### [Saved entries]

# # # #

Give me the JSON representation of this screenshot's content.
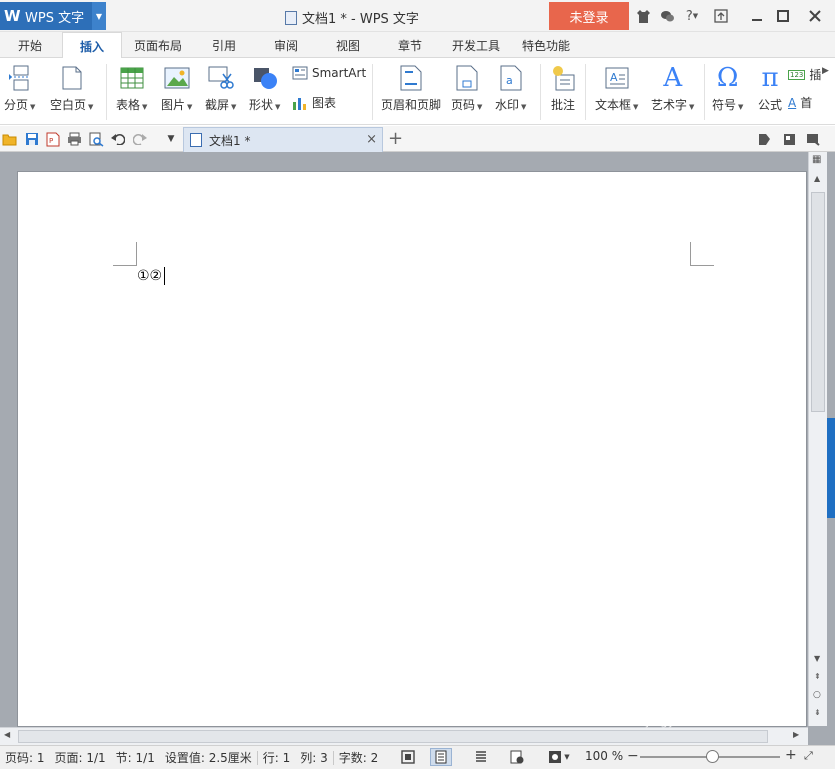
{
  "titlebar": {
    "app_button": "WPS 文字",
    "window_title": "文档1 * - WPS 文字",
    "login_button": "未登录"
  },
  "menu": {
    "tabs": [
      "开始",
      "插入",
      "页面布局",
      "引用",
      "审阅",
      "视图",
      "章节",
      "开发工具",
      "特色功能"
    ],
    "active_tab": "插入"
  },
  "ribbon": {
    "page_break": "分页",
    "blank_page": "空白页",
    "table": "表格",
    "picture": "图片",
    "screenshot": "截屏",
    "shape": "形状",
    "smartart": "SmartArt",
    "chart": "图表",
    "header_footer": "页眉和页脚",
    "page_number": "页码",
    "watermark": "水印",
    "comment": "批注",
    "textbox": "文本框",
    "wordart": "艺术字",
    "symbol": "符号",
    "formula": "公式",
    "insert_number": "插",
    "first_letter": "首"
  },
  "doc_tab": {
    "title": "文档1 *",
    "close": "×",
    "new_tab": "+"
  },
  "document": {
    "content": "①②"
  },
  "status": {
    "page_number": "页码: 1",
    "page": "页面: 1/1",
    "section": "节: 1/1",
    "setting": "设置值: 2.5厘米",
    "row": "行: 1",
    "column": "列: 3",
    "word_count": "字数: 2",
    "zoom": "100 %"
  },
  "watermark_overlay": {
    "brand": "Bai 经验",
    "url": "jingyan.baidu.com"
  }
}
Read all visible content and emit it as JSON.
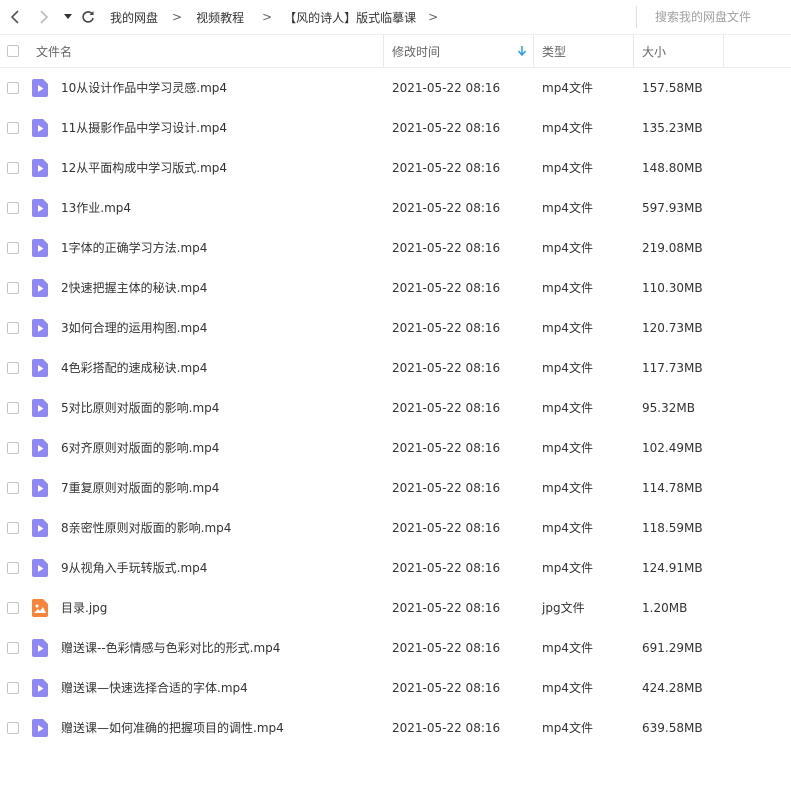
{
  "nav": {
    "back_icon": "chevron-left-icon",
    "forward_icon": "chevron-right-icon",
    "history_icon": "caret-down-icon",
    "refresh_icon": "refresh-icon"
  },
  "breadcrumb": {
    "items": [
      "我的网盘",
      "视频教程",
      "【风的诗人】版式临摹课"
    ],
    "separator": ">"
  },
  "search": {
    "placeholder": "搜索我的网盘文件",
    "value": ""
  },
  "columns": {
    "name": "文件名",
    "modified": "修改时间",
    "type": "类型",
    "size": "大小",
    "sort_icon": "arrow-down-icon",
    "sort_color": "#2b9de9"
  },
  "colors": {
    "video_icon": "#8e88f0",
    "image_icon": "#f5843c"
  },
  "files": [
    {
      "name": "10从设计作品中学习灵感.mp4",
      "date": "2021-05-22 08:16",
      "type": "mp4文件",
      "size": "157.58MB",
      "icon": "video"
    },
    {
      "name": "11从摄影作品中学习设计.mp4",
      "date": "2021-05-22 08:16",
      "type": "mp4文件",
      "size": "135.23MB",
      "icon": "video"
    },
    {
      "name": "12从平面构成中学习版式.mp4",
      "date": "2021-05-22 08:16",
      "type": "mp4文件",
      "size": "148.80MB",
      "icon": "video"
    },
    {
      "name": "13作业.mp4",
      "date": "2021-05-22 08:16",
      "type": "mp4文件",
      "size": "597.93MB",
      "icon": "video"
    },
    {
      "name": "1字体的正确学习方法.mp4",
      "date": "2021-05-22 08:16",
      "type": "mp4文件",
      "size": "219.08MB",
      "icon": "video"
    },
    {
      "name": "2快速把握主体的秘诀.mp4",
      "date": "2021-05-22 08:16",
      "type": "mp4文件",
      "size": "110.30MB",
      "icon": "video"
    },
    {
      "name": "3如何合理的运用构图.mp4",
      "date": "2021-05-22 08:16",
      "type": "mp4文件",
      "size": "120.73MB",
      "icon": "video"
    },
    {
      "name": "4色彩搭配的速成秘诀.mp4",
      "date": "2021-05-22 08:16",
      "type": "mp4文件",
      "size": "117.73MB",
      "icon": "video"
    },
    {
      "name": "5对比原则对版面的影响.mp4",
      "date": "2021-05-22 08:16",
      "type": "mp4文件",
      "size": "95.32MB",
      "icon": "video"
    },
    {
      "name": "6对齐原则对版面的影响.mp4",
      "date": "2021-05-22 08:16",
      "type": "mp4文件",
      "size": "102.49MB",
      "icon": "video"
    },
    {
      "name": "7重复原则对版面的影响.mp4",
      "date": "2021-05-22 08:16",
      "type": "mp4文件",
      "size": "114.78MB",
      "icon": "video"
    },
    {
      "name": "8亲密性原则对版面的影响.mp4",
      "date": "2021-05-22 08:16",
      "type": "mp4文件",
      "size": "118.59MB",
      "icon": "video"
    },
    {
      "name": "9从视角入手玩转版式.mp4",
      "date": "2021-05-22 08:16",
      "type": "mp4文件",
      "size": "124.91MB",
      "icon": "video"
    },
    {
      "name": "目录.jpg",
      "date": "2021-05-22 08:16",
      "type": "jpg文件",
      "size": "1.20MB",
      "icon": "image"
    },
    {
      "name": "赠送课--色彩情感与色彩对比的形式.mp4",
      "date": "2021-05-22 08:16",
      "type": "mp4文件",
      "size": "691.29MB",
      "icon": "video"
    },
    {
      "name": "赠送课—快速选择合适的字体.mp4",
      "date": "2021-05-22 08:16",
      "type": "mp4文件",
      "size": "424.28MB",
      "icon": "video"
    },
    {
      "name": "赠送课—如何准确的把握项目的调性.mp4",
      "date": "2021-05-22 08:16",
      "type": "mp4文件",
      "size": "639.58MB",
      "icon": "video"
    }
  ]
}
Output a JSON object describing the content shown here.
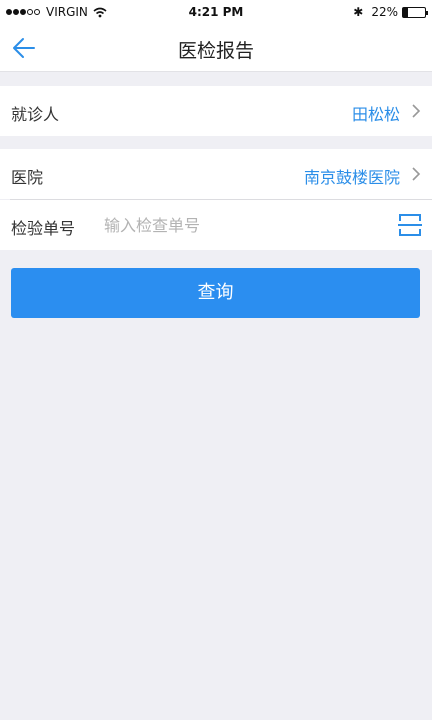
{
  "status": {
    "carrier": "VIRGIN",
    "time": "4:21 PM",
    "battery": "22%",
    "battery_level": 0.22,
    "icons": [
      "signal-dots-icon",
      "wifi-icon",
      "bluetooth-icon",
      "battery-icon"
    ]
  },
  "nav": {
    "title": "医检报告",
    "back_icon": "back-arrow-icon"
  },
  "form": {
    "patient_label": "就诊人",
    "patient_value": "田松松",
    "hospital_label": "医院",
    "hospital_value": "南京鼓楼医院",
    "report_no_label": "检验单号",
    "report_no_placeholder": "输入检查单号",
    "report_no_value": "",
    "scan_icon": "scan-icon"
  },
  "actions": {
    "query_label": "查询"
  },
  "colors": {
    "accent": "#2b8ef0",
    "link": "#2b8ee8",
    "background": "#efeff4"
  }
}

# # # #

### [WHAT IS BEING ASKED]
Where does the word "arrow" appear in the listing? List each line that holds it.

### [RESPONSE TO THIS EXERCISE]
    "sort_icon": "arrow-down-icon",
    "back_icon": "back-arrow-icon"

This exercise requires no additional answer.